*EXERCISE GOAL*:
Could you give the data below again, exactly and completely?

◇ ◇ ◇

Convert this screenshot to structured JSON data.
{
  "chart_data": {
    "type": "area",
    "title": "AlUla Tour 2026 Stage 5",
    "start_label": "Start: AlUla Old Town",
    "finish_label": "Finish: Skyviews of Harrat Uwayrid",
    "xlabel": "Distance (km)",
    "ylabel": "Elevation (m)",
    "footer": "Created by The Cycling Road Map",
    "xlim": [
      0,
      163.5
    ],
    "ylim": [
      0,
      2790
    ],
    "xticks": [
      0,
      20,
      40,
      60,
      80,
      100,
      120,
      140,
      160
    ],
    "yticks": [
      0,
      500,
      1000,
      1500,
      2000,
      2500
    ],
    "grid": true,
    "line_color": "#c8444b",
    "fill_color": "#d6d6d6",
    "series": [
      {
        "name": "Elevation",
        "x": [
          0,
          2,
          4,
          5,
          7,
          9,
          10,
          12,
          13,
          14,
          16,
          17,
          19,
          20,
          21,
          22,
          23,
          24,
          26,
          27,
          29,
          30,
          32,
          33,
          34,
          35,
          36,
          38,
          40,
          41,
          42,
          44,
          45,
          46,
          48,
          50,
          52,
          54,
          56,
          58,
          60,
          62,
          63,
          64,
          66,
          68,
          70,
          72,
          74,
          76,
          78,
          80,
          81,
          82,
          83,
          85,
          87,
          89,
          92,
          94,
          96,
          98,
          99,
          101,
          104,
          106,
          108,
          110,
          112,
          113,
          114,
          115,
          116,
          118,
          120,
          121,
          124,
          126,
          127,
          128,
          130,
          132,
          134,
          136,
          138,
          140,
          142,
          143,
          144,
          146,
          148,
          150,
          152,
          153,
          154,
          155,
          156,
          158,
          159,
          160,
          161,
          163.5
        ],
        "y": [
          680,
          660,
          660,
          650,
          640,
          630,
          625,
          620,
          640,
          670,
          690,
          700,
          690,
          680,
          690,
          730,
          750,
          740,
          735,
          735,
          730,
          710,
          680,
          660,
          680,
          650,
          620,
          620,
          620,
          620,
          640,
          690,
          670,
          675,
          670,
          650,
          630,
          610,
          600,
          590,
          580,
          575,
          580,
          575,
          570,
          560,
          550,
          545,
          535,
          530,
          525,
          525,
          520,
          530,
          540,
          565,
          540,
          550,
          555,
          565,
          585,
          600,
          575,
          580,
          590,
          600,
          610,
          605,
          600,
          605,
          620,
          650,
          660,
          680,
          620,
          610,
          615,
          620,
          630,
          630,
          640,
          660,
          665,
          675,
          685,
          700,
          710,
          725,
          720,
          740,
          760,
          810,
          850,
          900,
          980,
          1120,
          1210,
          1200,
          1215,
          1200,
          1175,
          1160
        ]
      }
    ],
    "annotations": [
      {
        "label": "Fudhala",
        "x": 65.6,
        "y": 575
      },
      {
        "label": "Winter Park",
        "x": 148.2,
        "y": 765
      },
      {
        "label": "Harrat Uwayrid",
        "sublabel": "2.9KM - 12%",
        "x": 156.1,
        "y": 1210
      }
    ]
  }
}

◇ ◇ ◇

*EXERCISE OUTPUT*:
Convert this screenshot to structured JSON data.
{
  "chart_data": {
    "type": "area",
    "title": "AlUla Tour 2026 Stage 5",
    "start_label": "Start: AlUla Old Town",
    "finish_label": "Finish: Skyviews of Harrat Uwayrid",
    "xlabel": "Distance (km)",
    "ylabel": "Elevation (m)",
    "footer": "Created by The Cycling Road Map",
    "xlim": [
      0,
      163.5
    ],
    "ylim": [
      0,
      2790
    ],
    "xticks": [
      0,
      20,
      40,
      60,
      80,
      100,
      120,
      140,
      160
    ],
    "yticks": [
      0,
      500,
      1000,
      1500,
      2000,
      2500
    ],
    "grid": true,
    "line_color": "#c8444b",
    "fill_color": "#d6d6d6",
    "series": [
      {
        "name": "Elevation",
        "x": [
          0,
          2,
          4,
          5,
          7,
          9,
          10,
          12,
          13,
          14,
          16,
          17,
          19,
          20,
          21,
          22,
          23,
          24,
          26,
          27,
          29,
          30,
          32,
          33,
          34,
          35,
          36,
          38,
          40,
          41,
          42,
          44,
          45,
          46,
          48,
          50,
          52,
          54,
          56,
          58,
          60,
          62,
          63,
          64,
          66,
          68,
          70,
          72,
          74,
          76,
          78,
          80,
          81,
          82,
          83,
          85,
          87,
          89,
          92,
          94,
          96,
          98,
          99,
          101,
          104,
          106,
          108,
          110,
          112,
          113,
          114,
          115,
          116,
          118,
          120,
          121,
          124,
          126,
          127,
          128,
          130,
          132,
          134,
          136,
          138,
          140,
          142,
          143,
          144,
          146,
          148,
          150,
          152,
          153,
          154,
          155,
          156,
          158,
          159,
          160,
          161,
          163.5
        ],
        "y": [
          680,
          660,
          660,
          650,
          640,
          630,
          625,
          620,
          640,
          670,
          690,
          700,
          690,
          680,
          690,
          730,
          750,
          740,
          735,
          735,
          730,
          710,
          680,
          660,
          680,
          650,
          620,
          620,
          620,
          620,
          640,
          690,
          670,
          675,
          670,
          650,
          630,
          610,
          600,
          590,
          580,
          575,
          580,
          575,
          570,
          560,
          550,
          545,
          535,
          530,
          525,
          525,
          520,
          530,
          540,
          565,
          540,
          550,
          555,
          565,
          585,
          600,
          575,
          580,
          590,
          600,
          610,
          605,
          600,
          605,
          620,
          650,
          660,
          680,
          620,
          610,
          615,
          620,
          630,
          630,
          640,
          660,
          665,
          675,
          685,
          700,
          710,
          725,
          720,
          740,
          760,
          810,
          850,
          900,
          980,
          1120,
          1210,
          1200,
          1215,
          1200,
          1175,
          1160
        ]
      }
    ],
    "annotations": [
      {
        "label": "Fudhala",
        "x": 65.6,
        "y": 575
      },
      {
        "label": "Winter Park",
        "x": 148.2,
        "y": 765
      },
      {
        "label": "Harrat Uwayrid",
        "sublabel": "2.9KM - 12%",
        "x": 156.1,
        "y": 1210
      }
    ]
  }
}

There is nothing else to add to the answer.